• Exercise requirements:
According to the commentary below on the NCCIH and CDC report, how much did meditation use among US adults change from 2012 to 2017?

Newton’s third law of motion is that for each action there is an equal and opposite reaction. Just so, as the world seems increasingly to be coming apart at its seams, US adults are turning to centering practices such as meditation and yoga. Such are the findings of a new report from the National Center for Complementary and Integrative Health (NCCIH) and the CDC. From 2012-2017, meditation use jumped from 4% to 14% and yoga from 9.5% to 14%. Similar significant increases were found in children. What the researchers did not yet report are deeper data the CDC survey gleaned that will cast light on the meaning of such practices.
The data released in NCHS Data Brief 325 (November 2018) do not, unfortunately describe the breadth of use in past surveys. The NCCIH merely offers this quizzical note, since yoga and chiropractic, at least, are central to this report: “Previous surveys were broader and included substantially more questions while the 2017 survey focused on the use complementary practices not included in other large national surveys, such as massage, yoga, and chiropractic.” Chiropractic showed a bump from 9% to 10%. There is nothing on acupuncture or massage, for instance.
This initial report has its additional frustrations. The study, led by the CDC’s Tainya Clarke, PhD, MPH and anchored by NCCIH’s lead epidemiologist Richard Nahin, PhD, MPH, doesn’t give a gross percent of US adults who used any type or practitioner, or practice. We don’t have a present comparator with the 42% using CAM figure that the 2012 publication reported.
To understand what may yet be coming, I opened the file of the CDC’s entire National Health Information Survey. Pages 222-230 are devoted to the “CAM” questions with which NCCIH was involved. They give a taste of what is yet to come.
The survey also asked questions relative to use of naturopathy, chelation, homeopathy, progressive relaxation, guided imagery, spiritual meditation, centering meditation, mindfulness meditation, Qi gong, and traditional medicine use. We’ll have to wait for these.
Two directions in these questions create real anticipation. One is a look at the number of respondents who will report using traditional medical practitioners such as Shaman, Curandero, Yerbero, Hierbista, Sobador, Native American Healer, and Medicine Man. While one would expect the numbers to be low – especially from a population likely difficult to encounter in the survey – the data will begin to be corrective. The integrative dialogue in the US is remarkable for its lack of connection to indigenous US practices. (The Integrator has been party to that.)
The other intriguing area is a repeated question sequence relating to Tai-Chji, Qi Gong and Yoga. Respondents are explicitly asked if the physical practice involved with each was connected to first, breathing exercises, and second, meditation. In short, were these whole person health practices or merely stretching?

• Dataset content:
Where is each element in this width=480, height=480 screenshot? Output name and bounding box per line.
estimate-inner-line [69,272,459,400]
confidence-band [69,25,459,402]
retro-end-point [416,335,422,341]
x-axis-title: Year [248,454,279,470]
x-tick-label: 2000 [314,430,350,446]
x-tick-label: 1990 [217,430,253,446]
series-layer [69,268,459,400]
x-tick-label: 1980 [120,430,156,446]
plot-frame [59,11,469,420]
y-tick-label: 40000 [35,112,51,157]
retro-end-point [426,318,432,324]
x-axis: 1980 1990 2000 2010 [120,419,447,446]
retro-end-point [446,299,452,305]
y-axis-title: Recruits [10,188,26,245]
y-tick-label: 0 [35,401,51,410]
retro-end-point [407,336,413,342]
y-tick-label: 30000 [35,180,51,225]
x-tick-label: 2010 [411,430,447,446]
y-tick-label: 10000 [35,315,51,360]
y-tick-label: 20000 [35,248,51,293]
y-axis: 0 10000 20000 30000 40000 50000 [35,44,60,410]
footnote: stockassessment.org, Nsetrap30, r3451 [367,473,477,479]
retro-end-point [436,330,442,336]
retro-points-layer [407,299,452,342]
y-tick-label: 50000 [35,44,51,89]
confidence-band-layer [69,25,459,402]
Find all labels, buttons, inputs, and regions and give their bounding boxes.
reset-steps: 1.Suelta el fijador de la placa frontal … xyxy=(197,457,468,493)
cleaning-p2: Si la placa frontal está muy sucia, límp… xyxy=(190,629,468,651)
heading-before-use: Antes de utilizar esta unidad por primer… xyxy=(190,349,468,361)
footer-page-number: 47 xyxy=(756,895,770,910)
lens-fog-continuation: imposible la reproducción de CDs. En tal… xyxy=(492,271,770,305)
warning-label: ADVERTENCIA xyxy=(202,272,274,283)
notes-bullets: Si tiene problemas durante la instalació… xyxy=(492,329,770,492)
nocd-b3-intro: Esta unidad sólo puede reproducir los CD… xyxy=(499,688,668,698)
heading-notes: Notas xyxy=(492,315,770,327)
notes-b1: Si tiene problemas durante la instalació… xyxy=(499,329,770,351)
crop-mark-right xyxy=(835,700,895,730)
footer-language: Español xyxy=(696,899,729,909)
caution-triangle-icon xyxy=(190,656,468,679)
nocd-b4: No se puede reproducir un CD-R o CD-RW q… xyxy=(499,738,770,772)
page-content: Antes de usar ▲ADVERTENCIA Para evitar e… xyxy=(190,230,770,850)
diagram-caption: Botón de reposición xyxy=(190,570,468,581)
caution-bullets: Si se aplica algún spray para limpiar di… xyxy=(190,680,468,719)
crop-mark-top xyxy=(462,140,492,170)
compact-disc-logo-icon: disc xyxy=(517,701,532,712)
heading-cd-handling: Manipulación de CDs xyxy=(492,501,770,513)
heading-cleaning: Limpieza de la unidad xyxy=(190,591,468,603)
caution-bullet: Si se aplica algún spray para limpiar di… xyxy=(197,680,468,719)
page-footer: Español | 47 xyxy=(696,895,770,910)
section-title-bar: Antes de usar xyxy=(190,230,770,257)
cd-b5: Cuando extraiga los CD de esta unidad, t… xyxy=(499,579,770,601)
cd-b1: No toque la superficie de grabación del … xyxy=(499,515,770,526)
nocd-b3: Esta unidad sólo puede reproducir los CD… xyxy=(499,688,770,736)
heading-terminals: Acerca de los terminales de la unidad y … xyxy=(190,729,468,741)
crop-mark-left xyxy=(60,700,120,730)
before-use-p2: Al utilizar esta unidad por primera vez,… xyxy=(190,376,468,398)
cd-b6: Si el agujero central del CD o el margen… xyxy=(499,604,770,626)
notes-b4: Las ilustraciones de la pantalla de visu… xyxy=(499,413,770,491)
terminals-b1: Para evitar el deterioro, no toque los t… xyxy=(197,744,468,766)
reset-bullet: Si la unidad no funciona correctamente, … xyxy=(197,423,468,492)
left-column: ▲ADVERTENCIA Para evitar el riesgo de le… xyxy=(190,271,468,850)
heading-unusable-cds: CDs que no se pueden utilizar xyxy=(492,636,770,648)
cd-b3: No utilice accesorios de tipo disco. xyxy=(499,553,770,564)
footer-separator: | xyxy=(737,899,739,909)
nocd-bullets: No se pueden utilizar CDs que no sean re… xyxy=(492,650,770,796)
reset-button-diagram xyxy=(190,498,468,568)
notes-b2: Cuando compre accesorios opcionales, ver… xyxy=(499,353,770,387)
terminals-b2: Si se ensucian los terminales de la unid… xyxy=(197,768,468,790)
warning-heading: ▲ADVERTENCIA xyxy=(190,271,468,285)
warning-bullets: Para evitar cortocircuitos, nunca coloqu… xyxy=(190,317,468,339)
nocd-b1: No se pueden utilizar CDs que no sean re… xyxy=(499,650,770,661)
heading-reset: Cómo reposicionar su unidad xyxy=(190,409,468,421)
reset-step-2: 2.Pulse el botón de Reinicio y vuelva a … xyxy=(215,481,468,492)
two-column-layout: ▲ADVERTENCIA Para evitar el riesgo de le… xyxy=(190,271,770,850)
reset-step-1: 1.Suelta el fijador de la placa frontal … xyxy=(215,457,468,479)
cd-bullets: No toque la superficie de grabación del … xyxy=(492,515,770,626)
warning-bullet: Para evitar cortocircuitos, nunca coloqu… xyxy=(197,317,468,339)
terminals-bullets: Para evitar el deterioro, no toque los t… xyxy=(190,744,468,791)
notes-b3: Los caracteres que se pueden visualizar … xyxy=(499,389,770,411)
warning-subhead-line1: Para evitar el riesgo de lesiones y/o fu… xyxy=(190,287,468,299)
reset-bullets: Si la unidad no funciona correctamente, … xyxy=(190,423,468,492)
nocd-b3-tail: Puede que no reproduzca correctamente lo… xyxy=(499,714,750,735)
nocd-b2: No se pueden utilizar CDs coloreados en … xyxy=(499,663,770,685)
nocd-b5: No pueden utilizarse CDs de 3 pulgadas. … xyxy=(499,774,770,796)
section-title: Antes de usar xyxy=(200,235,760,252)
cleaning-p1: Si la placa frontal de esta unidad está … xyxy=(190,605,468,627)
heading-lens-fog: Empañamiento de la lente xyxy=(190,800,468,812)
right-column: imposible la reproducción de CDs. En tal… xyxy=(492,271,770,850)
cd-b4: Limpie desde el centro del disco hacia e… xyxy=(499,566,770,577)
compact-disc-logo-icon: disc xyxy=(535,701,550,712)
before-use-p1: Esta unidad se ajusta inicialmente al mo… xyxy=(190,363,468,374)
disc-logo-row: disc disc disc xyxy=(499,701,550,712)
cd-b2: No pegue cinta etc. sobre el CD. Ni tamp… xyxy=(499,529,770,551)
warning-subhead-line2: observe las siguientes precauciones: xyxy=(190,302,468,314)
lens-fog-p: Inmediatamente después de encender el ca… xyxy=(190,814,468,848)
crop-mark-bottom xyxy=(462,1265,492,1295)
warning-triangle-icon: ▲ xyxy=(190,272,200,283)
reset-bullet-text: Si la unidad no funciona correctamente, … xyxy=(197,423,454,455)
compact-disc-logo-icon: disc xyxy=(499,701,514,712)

• Solution to the problem:
It rose from 4% to 14%.